- MATERIAL PROVIDED -
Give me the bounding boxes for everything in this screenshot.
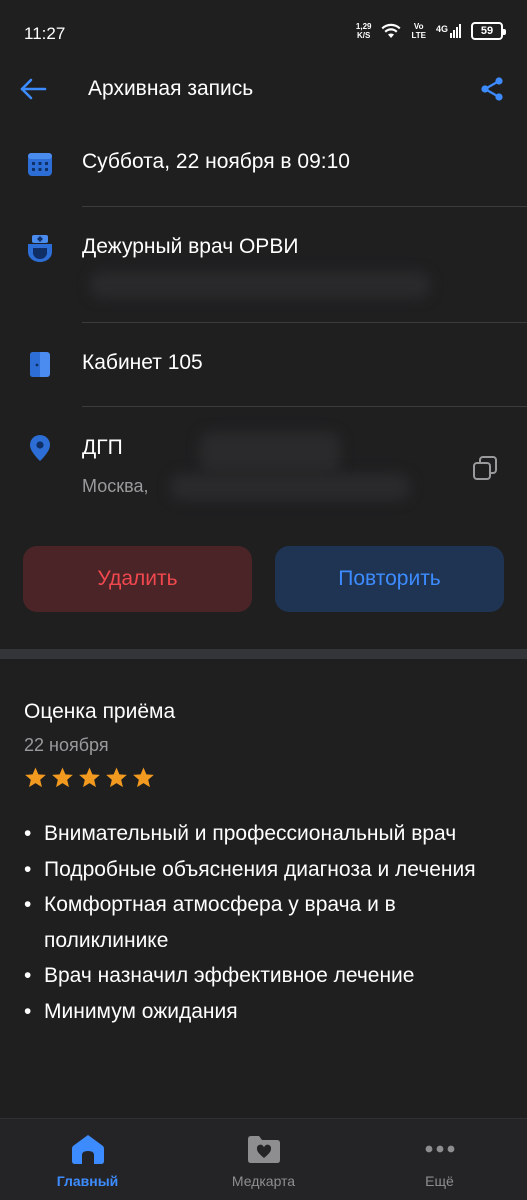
rating-stars: [24, 766, 155, 789]
nav-label-medcard: Медкарта: [231, 1173, 296, 1189]
repeat-button[interactable]: Повторить: [275, 546, 504, 612]
share-button[interactable]: [475, 72, 509, 106]
star-icon: [106, 767, 127, 788]
status-time: 11:27: [24, 24, 66, 43]
back-button[interactable]: [16, 72, 50, 106]
feedback-item: Подробные объяснения диагноза и лечения: [24, 852, 494, 888]
location-pin-icon: [30, 435, 50, 461]
app-header: Архивная запись: [0, 64, 527, 114]
home-icon: [71, 1135, 104, 1164]
share-icon: [481, 77, 503, 101]
review-date: 22 ноября: [24, 735, 109, 755]
appointment-doctor: Дежурный врач ОРВИ: [82, 235, 299, 258]
divider: [82, 322, 527, 323]
nav-item-more[interactable]: Ещё: [352, 1119, 527, 1200]
nav-label-home: Главный: [56, 1173, 119, 1189]
network-type: 4G: [435, 24, 448, 34]
copy-icon[interactable]: [471, 454, 499, 482]
bottom-navigation: Главный Медкарта Ещё: [0, 1118, 527, 1200]
feedback-list: Внимательный и профессиональный врач Под…: [24, 816, 494, 1029]
star-icon: [52, 767, 73, 788]
clinic-name: ДГП: [82, 436, 123, 459]
nav-item-home[interactable]: Главный: [0, 1119, 175, 1200]
nav-label-more: Ещё: [425, 1173, 454, 1189]
redacted-clinic-number: [200, 432, 340, 474]
star-icon: [79, 767, 100, 788]
star-icon: [133, 767, 154, 788]
network-speed: 1,29 K/S: [356, 22, 372, 40]
section-divider: [0, 649, 527, 659]
volte-bottom: LTE: [411, 31, 426, 40]
battery-indicator: 59: [471, 22, 506, 40]
divider: [82, 206, 527, 207]
battery-level: 59: [480, 25, 494, 37]
signal-icon: 4G: [436, 24, 461, 38]
medcard-icon: [247, 1136, 280, 1163]
clinic-address: Москва,: [82, 476, 149, 496]
doctor-icon: [28, 235, 52, 262]
appointment-room: Кабинет 105: [82, 351, 203, 374]
more-icon: [425, 1145, 454, 1153]
star-icon: [25, 767, 46, 788]
volte-indicator: Vo LTE: [411, 22, 426, 40]
volte-top: Vo: [413, 22, 424, 31]
nav-item-medcard[interactable]: Медкарта: [176, 1119, 351, 1200]
network-speed-value: 1,29: [355, 22, 372, 31]
wifi-icon: [381, 23, 401, 38]
feedback-item: Комфортная атмосфера у врача и в поликли…: [24, 887, 494, 958]
arrow-left-icon: [20, 78, 47, 100]
redacted-doctor-name: [90, 272, 430, 298]
review-title: Оценка приёма: [24, 700, 176, 723]
page-title: Архивная запись: [88, 77, 254, 100]
feedback-item: Врач назначил эффективное лечение: [24, 958, 494, 994]
feedback-item: Внимательный и профессиональный врач: [24, 816, 494, 852]
divider: [82, 406, 527, 407]
delete-button[interactable]: Удалить: [23, 546, 252, 612]
redacted-clinic-address: [170, 474, 410, 500]
status-indicators: 1,29 K/S Vo LTE 4G 59: [356, 22, 506, 40]
door-icon: [30, 352, 50, 377]
status-bar: 11:27 1,29 K/S Vo LTE 4G 59: [0, 0, 527, 64]
feedback-item: Минимум ожидания: [24, 994, 494, 1030]
network-speed-unit: K/S: [357, 31, 371, 40]
appointment-datetime: Суббота, 22 ноября в 09:10: [82, 150, 350, 173]
calendar-icon: [28, 153, 52, 176]
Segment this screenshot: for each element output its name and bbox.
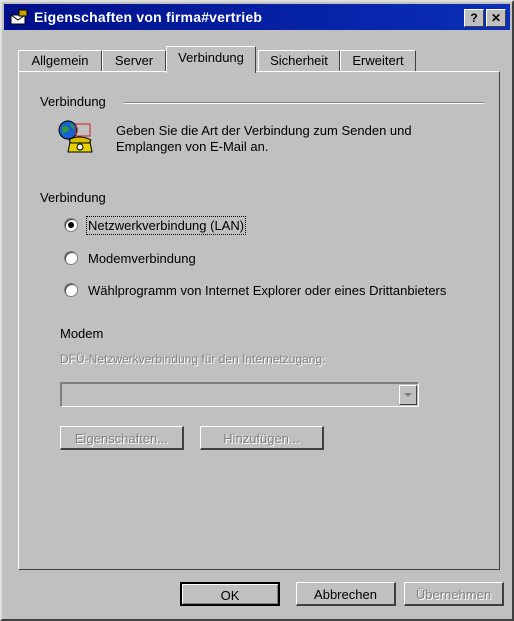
modem-add-button[interactable]: Hinzufügen... <box>200 426 324 450</box>
apply-button[interactable]: Übernehmen <box>404 582 504 606</box>
radio-modem[interactable]: Modemverbindung <box>64 249 196 267</box>
connection-group-label: Verbindung <box>40 94 106 109</box>
radio-lan-label[interactable]: Netzwerkverbindung (LAN) <box>85 215 247 235</box>
dialup-connection-select[interactable] <box>60 382 419 407</box>
network-phone-icon <box>58 120 93 153</box>
connection-options-label: Verbindung <box>40 190 106 205</box>
radio-modem-label[interactable]: Modemverbindung <box>88 251 196 266</box>
mail-account-icon <box>10 9 28 25</box>
modem-properties-button[interactable]: Eigenschaften... <box>60 426 184 450</box>
chevron-down-icon[interactable] <box>399 385 417 405</box>
cancel-button[interactable]: Abbrechen <box>296 582 396 606</box>
radio-dialer-indicator[interactable] <box>64 283 78 297</box>
properties-dialog: Eigenschaften von firma#vertrieb ? ✕ All… <box>0 0 514 621</box>
close-button[interactable]: ✕ <box>486 9 506 27</box>
dialup-connection-label: DFÜ-Netzwerkverbindung für den Internetz… <box>60 352 326 366</box>
tab-verbindung[interactable]: Verbindung <box>166 46 256 73</box>
help-button[interactable]: ? <box>464 9 484 27</box>
tab-server[interactable]: Server <box>102 50 166 71</box>
connection-group-divider <box>124 102 484 104</box>
modem-group-label: Modem <box>60 326 104 341</box>
radio-dialer[interactable]: Wählprogramm von Internet Explorer oder … <box>64 281 446 299</box>
tab-allgemein[interactable]: Allgemein <box>18 50 102 71</box>
radio-lan[interactable]: Netzwerkverbindung (LAN) <box>64 215 247 235</box>
ok-button[interactable]: OK <box>180 582 280 606</box>
radio-modem-indicator[interactable] <box>64 251 78 265</box>
radio-dialer-label[interactable]: Wählprogramm von Internet Explorer oder … <box>88 283 446 298</box>
window-title: Eigenschaften von firma#vertrieb <box>34 9 263 25</box>
radio-lan-indicator[interactable] <box>64 218 78 232</box>
tab-sicherheit[interactable]: Sicherheit <box>258 50 340 71</box>
connection-description: Geben Sie die Art der Verbindung zum Sen… <box>116 123 412 154</box>
title-bar[interactable]: Eigenschaften von firma#vertrieb ? ✕ <box>4 4 510 30</box>
tab-erweitert[interactable]: Erweitert <box>340 50 416 71</box>
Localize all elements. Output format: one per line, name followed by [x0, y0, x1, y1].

- OBJECTIVE -
Find every line in the rows above that contains the string "speed" and copy each one in full.

- SOLUTION TO THIS TASK -
network-speed: 1,29 K/S: [356, 22, 372, 40]
network-speed-value: 1,29: [355, 22, 372, 31]
network-speed-unit: K/S: [357, 31, 371, 40]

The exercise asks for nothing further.